:: Work instructions ::
Leave out the pictures and repeat every record exactly.

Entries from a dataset
** start **
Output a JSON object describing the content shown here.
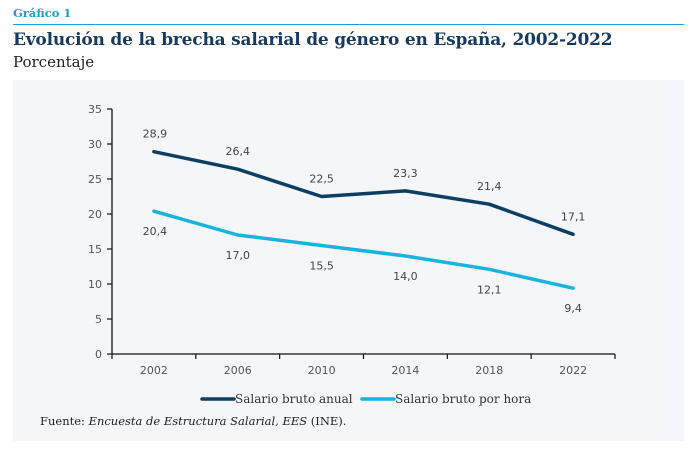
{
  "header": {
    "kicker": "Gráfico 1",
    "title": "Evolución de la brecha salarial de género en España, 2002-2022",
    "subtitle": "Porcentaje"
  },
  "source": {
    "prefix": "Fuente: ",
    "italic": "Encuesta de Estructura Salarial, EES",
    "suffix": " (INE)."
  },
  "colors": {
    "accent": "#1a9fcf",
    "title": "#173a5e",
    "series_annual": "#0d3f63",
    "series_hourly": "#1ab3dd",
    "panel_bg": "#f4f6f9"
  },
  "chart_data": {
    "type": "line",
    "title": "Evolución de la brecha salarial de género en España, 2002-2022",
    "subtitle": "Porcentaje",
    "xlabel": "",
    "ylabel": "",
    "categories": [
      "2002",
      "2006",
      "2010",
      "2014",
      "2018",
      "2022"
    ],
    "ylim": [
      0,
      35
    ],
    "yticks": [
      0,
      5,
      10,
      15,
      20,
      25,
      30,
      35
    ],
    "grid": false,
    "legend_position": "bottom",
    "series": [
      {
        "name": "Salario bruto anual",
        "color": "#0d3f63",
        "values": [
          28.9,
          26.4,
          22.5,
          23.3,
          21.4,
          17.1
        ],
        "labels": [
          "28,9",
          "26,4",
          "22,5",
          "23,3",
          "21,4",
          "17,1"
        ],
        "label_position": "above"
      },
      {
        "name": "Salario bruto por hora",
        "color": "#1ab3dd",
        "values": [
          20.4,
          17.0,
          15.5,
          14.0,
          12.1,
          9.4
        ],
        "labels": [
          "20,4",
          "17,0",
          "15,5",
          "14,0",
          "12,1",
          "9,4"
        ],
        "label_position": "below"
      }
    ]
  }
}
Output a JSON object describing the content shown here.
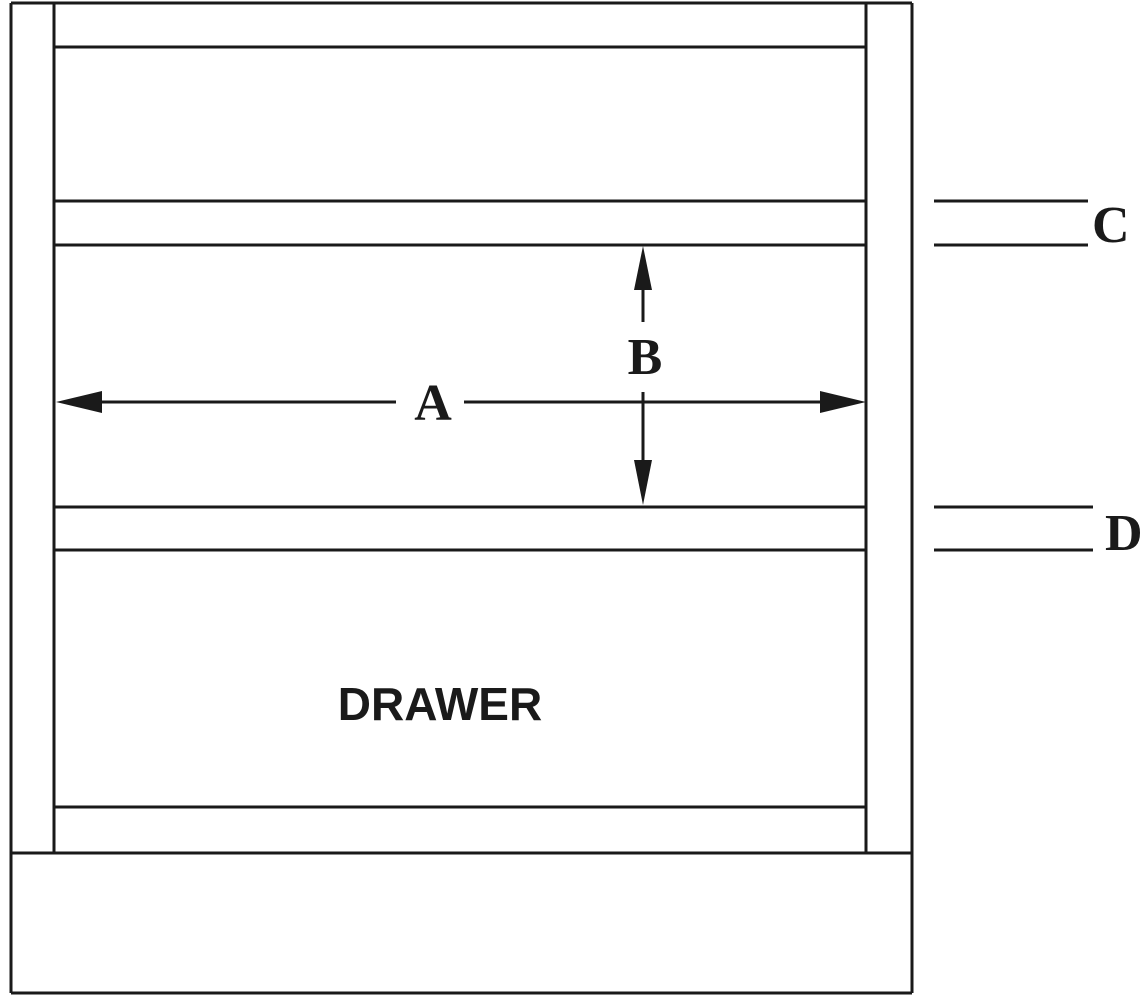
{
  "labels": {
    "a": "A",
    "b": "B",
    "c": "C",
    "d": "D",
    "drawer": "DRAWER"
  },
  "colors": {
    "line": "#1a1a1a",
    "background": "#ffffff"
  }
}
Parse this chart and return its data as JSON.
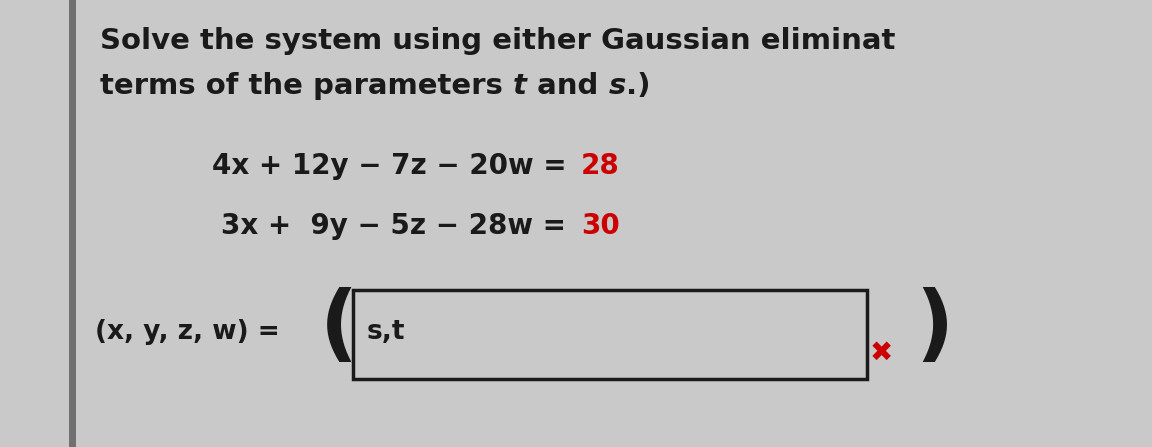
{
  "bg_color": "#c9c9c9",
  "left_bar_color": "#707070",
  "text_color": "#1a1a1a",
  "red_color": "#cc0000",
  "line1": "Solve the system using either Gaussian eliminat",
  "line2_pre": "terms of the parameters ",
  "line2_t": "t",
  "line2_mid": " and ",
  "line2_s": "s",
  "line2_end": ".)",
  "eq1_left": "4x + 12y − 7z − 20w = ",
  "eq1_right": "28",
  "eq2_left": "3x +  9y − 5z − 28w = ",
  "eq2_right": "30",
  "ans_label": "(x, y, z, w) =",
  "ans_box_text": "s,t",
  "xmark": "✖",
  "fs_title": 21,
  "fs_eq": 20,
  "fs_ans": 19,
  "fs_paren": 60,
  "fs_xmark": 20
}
** end **
:: Result of the exercise ::
Output a JSON object describing the content shown here.
{
  "header": {
    "kicker": "Gráfico 1",
    "title": "Evolución de la brecha salarial de género en España, 2002-2022",
    "subtitle": "Porcentaje"
  },
  "source": {
    "prefix": "Fuente: ",
    "italic": "Encuesta de Estructura Salarial, EES",
    "suffix": " (INE)."
  },
  "colors": {
    "accent": "#1a9fcf",
    "title": "#173a5e",
    "series_annual": "#0d3f63",
    "series_hourly": "#1ab3dd",
    "panel_bg": "#f4f6f9"
  },
  "chart_data": {
    "type": "line",
    "title": "Evolución de la brecha salarial de género en España, 2002-2022",
    "subtitle": "Porcentaje",
    "xlabel": "",
    "ylabel": "",
    "categories": [
      "2002",
      "2006",
      "2010",
      "2014",
      "2018",
      "2022"
    ],
    "ylim": [
      0,
      35
    ],
    "yticks": [
      0,
      5,
      10,
      15,
      20,
      25,
      30,
      35
    ],
    "grid": false,
    "legend_position": "bottom",
    "series": [
      {
        "name": "Salario bruto anual",
        "color": "#0d3f63",
        "values": [
          28.9,
          26.4,
          22.5,
          23.3,
          21.4,
          17.1
        ],
        "labels": [
          "28,9",
          "26,4",
          "22,5",
          "23,3",
          "21,4",
          "17,1"
        ],
        "label_position": "above"
      },
      {
        "name": "Salario bruto por hora",
        "color": "#1ab3dd",
        "values": [
          20.4,
          17.0,
          15.5,
          14.0,
          12.1,
          9.4
        ],
        "labels": [
          "20,4",
          "17,0",
          "15,5",
          "14,0",
          "12,1",
          "9,4"
        ],
        "label_position": "below"
      }
    ]
  }
}
Output a JSON object describing the content shown here.
{
  "labels": {
    "a": "A",
    "b": "B",
    "c": "C",
    "d": "D",
    "drawer": "DRAWER"
  },
  "colors": {
    "line": "#1a1a1a",
    "background": "#ffffff"
  }
}
Parse this chart and return its data as JSON.
{
  "bg_color": "#c9c9c9",
  "left_bar_color": "#707070",
  "text_color": "#1a1a1a",
  "red_color": "#cc0000",
  "line1": "Solve the system using either Gaussian eliminat",
  "line2_pre": "terms of the parameters ",
  "line2_t": "t",
  "line2_mid": " and ",
  "line2_s": "s",
  "line2_end": ".)",
  "eq1_left": "4x + 12y − 7z − 20w = ",
  "eq1_right": "28",
  "eq2_left": "3x +  9y − 5z − 28w = ",
  "eq2_right": "30",
  "ans_label": "(x, y, z, w) =",
  "ans_box_text": "s,t",
  "xmark": "✖",
  "fs_title": 21,
  "fs_eq": 20,
  "fs_ans": 19,
  "fs_paren": 60,
  "fs_xmark": 20
}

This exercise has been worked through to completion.